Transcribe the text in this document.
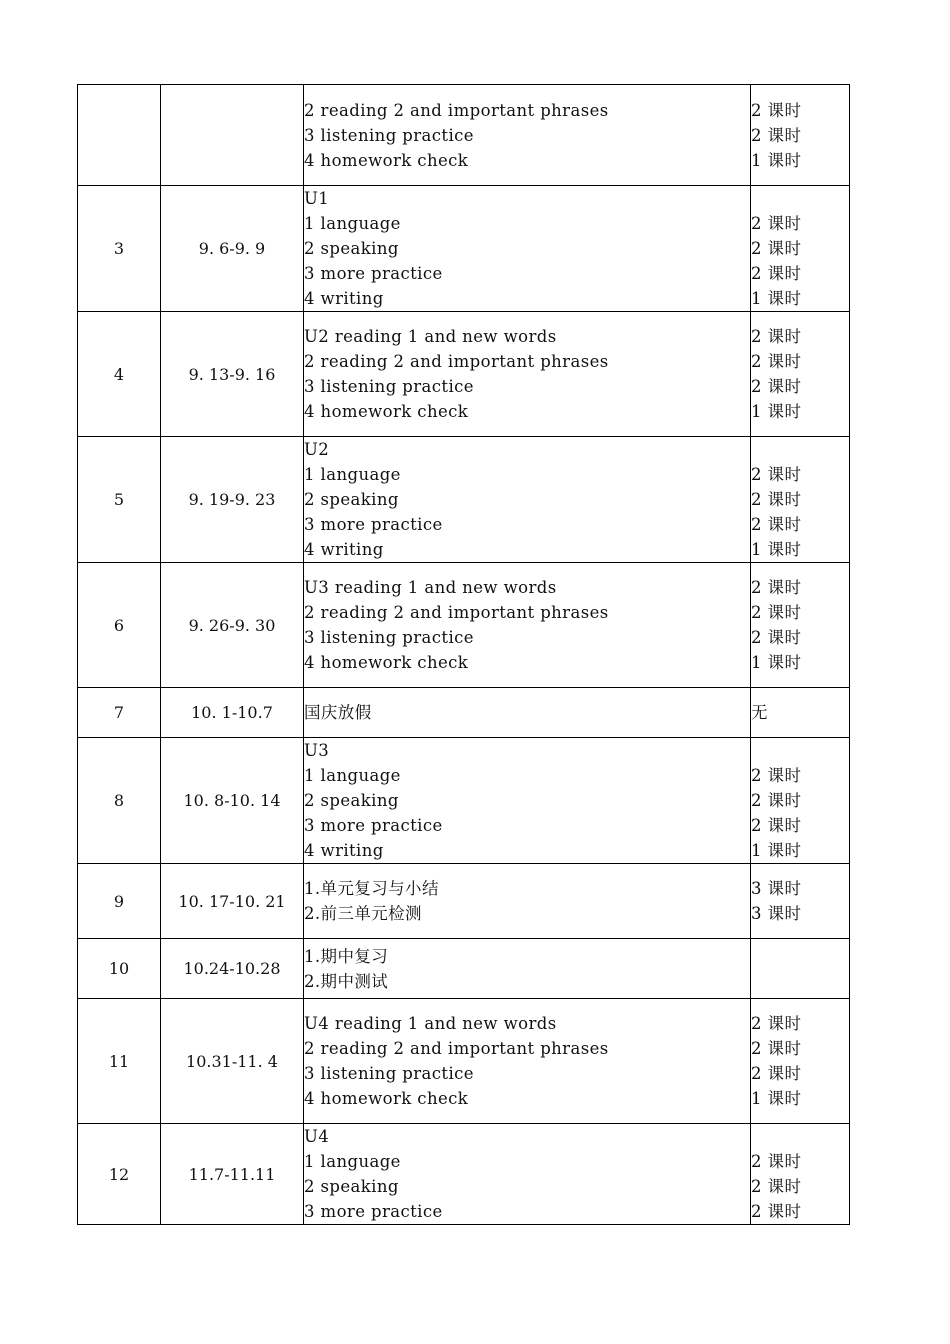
		2 reading 2 and important phrases
3 listening practice
4 homework check	2 课时
2 课时
1 课时

3	9. 6-9. 9	U1
1 language
2 speaking
3 more practice
4 writing	2 课时
2 课时
2 课时
1 课时

4	9. 13-9. 16	U2 reading 1 and new words
2 reading 2 and important phrases
3 listening practice
4 homework check	2 课时
2 课时
2 课时
1 课时

5	9. 19-9. 23	U2
1 language
2 speaking
3 more practice
4 writing	2 课时
2 课时
2 课时
1 课时

6	9. 26-9. 30	U3 reading 1 and new words
2 reading 2 and important phrases
3 listening practice
4 homework check	2 课时
2 课时
2 课时
1 课时

7	10. 1-10.7	国庆放假	无

8	10. 8-10. 14	U3
1 language
2 speaking
3 more practice
4 writing	2 课时
2 课时
2 课时
1 课时

9	10. 17-10. 21	1.单元复习与小结
2.前三单元检测	3 课时
3 课时

10	10.24-10.28	1.期中复习
2.期中测试	

11	10.31-11. 4	U4 reading 1 and new words
2 reading 2 and important phrases
3 listening practice
4 homework check	2 课时
2 课时
2 课时
1 课时

12	11.7-11.11	U4
1 language
2 speaking
3 more practice	2 课时
2 课时
2 课时
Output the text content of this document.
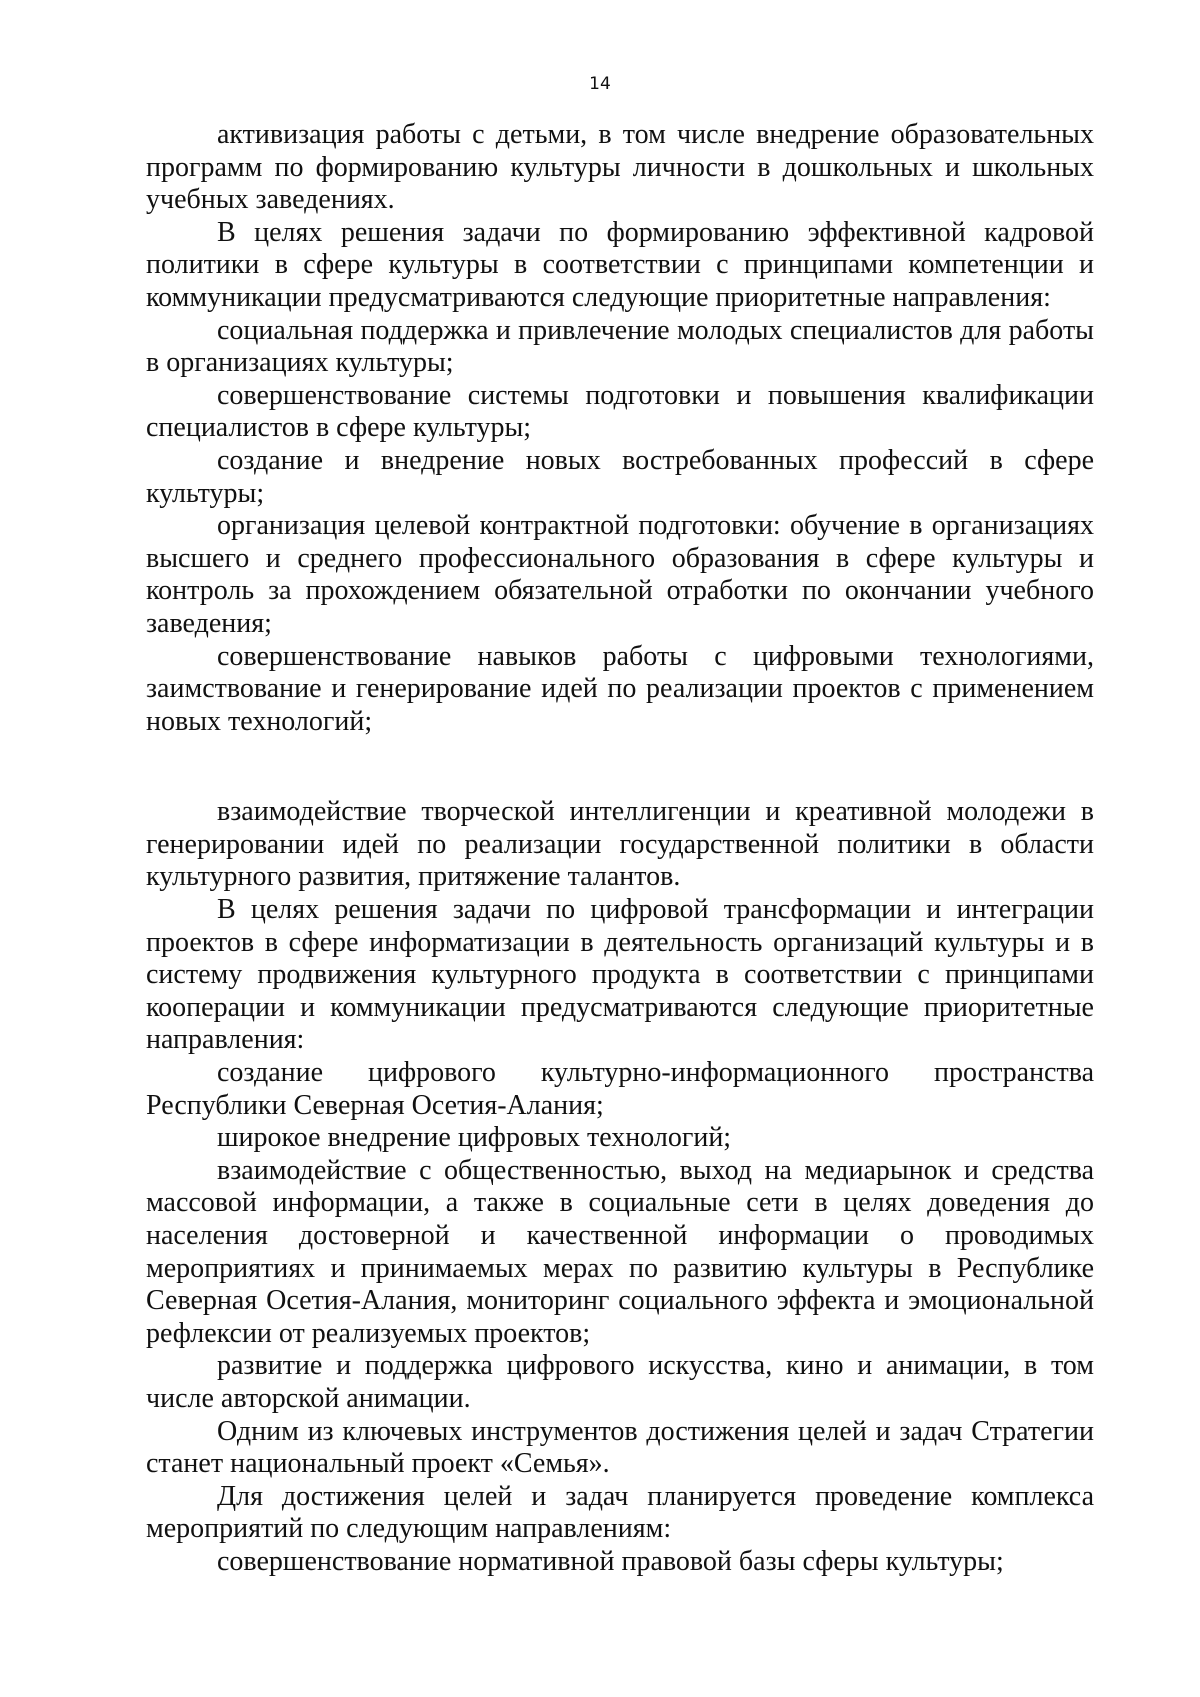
14

активизация работы с детьми, в том числе внедрение образовательных программ по формированию культуры личности в дошкольных и школьных учебных заведениях.

В целях решения задачи по формированию эффективной кадровой политики в сфере культуры в соответствии с принципами компетенции и коммуникации предусматриваются следующие приоритетные направления:

социальная поддержка и привлечение молодых специалистов для работы в организациях культуры;

совершенствование системы подготовки и повышения квалификации специалистов в сфере культуры;

создание и внедрение новых востребованных профессий в сфере культуры;

организация целевой контрактной подготовки: обучение в организациях высшего и среднего профессионального образования в сфере культуры и контроль за прохождением обязательной отработки по окончании учебного заведения;

совершенствование навыков работы с цифровыми технологиями, заимствование и генерирование идей по реализации проектов с применением новых технологий;

взаимодействие творческой интеллигенции и креативной молодежи в генерировании идей по реализации государственной политики в области культурного развития, притяжение талантов.

В целях решения задачи по цифровой трансформации и интеграции проектов в сфере информатизации в деятельность организаций культуры и в систему продвижения культурного продукта в соответствии с принципами кооперации и коммуникации предусматриваются следующие приоритетные направления:

создание цифрового культурно-информационного пространства Республики Северная Осетия-Алания;

широкое внедрение цифровых технологий;

взаимодействие с общественностью, выход на медиарынок и средства массовой информации, а также в социальные сети в целях доведения до населения достоверной и качественной информации о проводимых мероприятиях и принимаемых мерах по развитию культуры в Республике Северная Осетия-Алания, мониторинг социального эффекта и эмоциональной рефлексии от реализуемых проектов;

развитие и поддержка цифрового искусства, кино и анимации, в том числе авторской анимации.

Одним из ключевых инструментов достижения целей и задач Стратегии станет национальный проект «Семья».

Для достижения целей и задач планируется проведение комплекса мероприятий по следующим направлениям:

совершенствование нормативной правовой базы сферы культуры;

▶ **TASK INSTRUCTIONS**
Transcribe each entry precisely as given, leaving the pictures out.

▶ **FULL ANSWER**
Transcribe the text in this document.
		2 reading 2 and important phrases
3 listening practice
4 homework check	2 课时
2 课时
1 课时

3	9. 6-9. 9	U1
1 language
2 speaking
3 more practice
4 writing	2 课时
2 课时
2 课时
1 课时

4	9. 13-9. 16	U2 reading 1 and new words
2 reading 2 and important phrases
3 listening practice
4 homework check	2 课时
2 课时
2 课时
1 课时

5	9. 19-9. 23	U2
1 language
2 speaking
3 more practice
4 writing	2 课时
2 课时
2 课时
1 课时

6	9. 26-9. 30	U3 reading 1 and new words
2 reading 2 and important phrases
3 listening practice
4 homework check	2 课时
2 课时
2 课时
1 课时

7	10. 1-10.7	国庆放假	无

8	10. 8-10. 14	U3
1 language
2 speaking
3 more practice
4 writing	2 课时
2 课时
2 课时
1 课时

9	10. 17-10. 21	1.单元复习与小结
2.前三单元检测	3 课时
3 课时

10	10.24-10.28	1.期中复习
2.期中测试	

11	10.31-11. 4	U4 reading 1 and new words
2 reading 2 and important phrases
3 listening practice
4 homework check	2 课时
2 课时
2 课时
1 课时

12	11.7-11.11	U4
1 language
2 speaking
3 more practice	2 课时
2 课时
2 课时
Output the text content of this document.
14

активизация работы с детьми, в том числе внедрение образовательных программ по формированию культуры личности в дошкольных и школьных учебных заведениях.

В целях решения задачи по формированию эффективной кадровой политики в сфере культуры в соответствии с принципами компетенции и коммуникации предусматриваются следующие приоритетные направления:

социальная поддержка и привлечение молодых специалистов для работы в организациях культуры;

совершенствование системы подготовки и повышения квалификации специалистов в сфере культуры;

создание и внедрение новых востребованных профессий в сфере культуры;

организация целевой контрактной подготовки: обучение в организациях высшего и среднего профессионального образования в сфере культуры и контроль за прохождением обязательной отработки по окончании учебного заведения;

совершенствование навыков работы с цифровыми технологиями, заимствование и генерирование идей по реализации проектов с применением новых технологий;

взаимодействие творческой интеллигенции и креативной молодежи в генерировании идей по реализации государственной политики в области культурного развития, притяжение талантов.

В целях решения задачи по цифровой трансформации и интеграции проектов в сфере информатизации в деятельность организаций культуры и в систему продвижения культурного продукта в соответствии с принципами кооперации и коммуникации предусматриваются следующие приоритетные направления:

создание цифрового культурно-информационного пространства Республики Северная Осетия-Алания;

широкое внедрение цифровых технологий;

взаимодействие с общественностью, выход на медиарынок и средства массовой информации, а также в социальные сети в целях доведения до населения достоверной и качественной информации о проводимых мероприятиях и принимаемых мерах по развитию культуры в Республике Северная Осетия-Алания, мониторинг социального эффекта и эмоциональной рефлексии от реализуемых проектов;

развитие и поддержка цифрового искусства, кино и анимации, в том числе авторской анимации.

Одним из ключевых инструментов достижения целей и задач Стратегии станет национальный проект «Семья».

Для достижения целей и задач планируется проведение комплекса мероприятий по следующим направлениям:

совершенствование нормативной правовой базы сферы культуры;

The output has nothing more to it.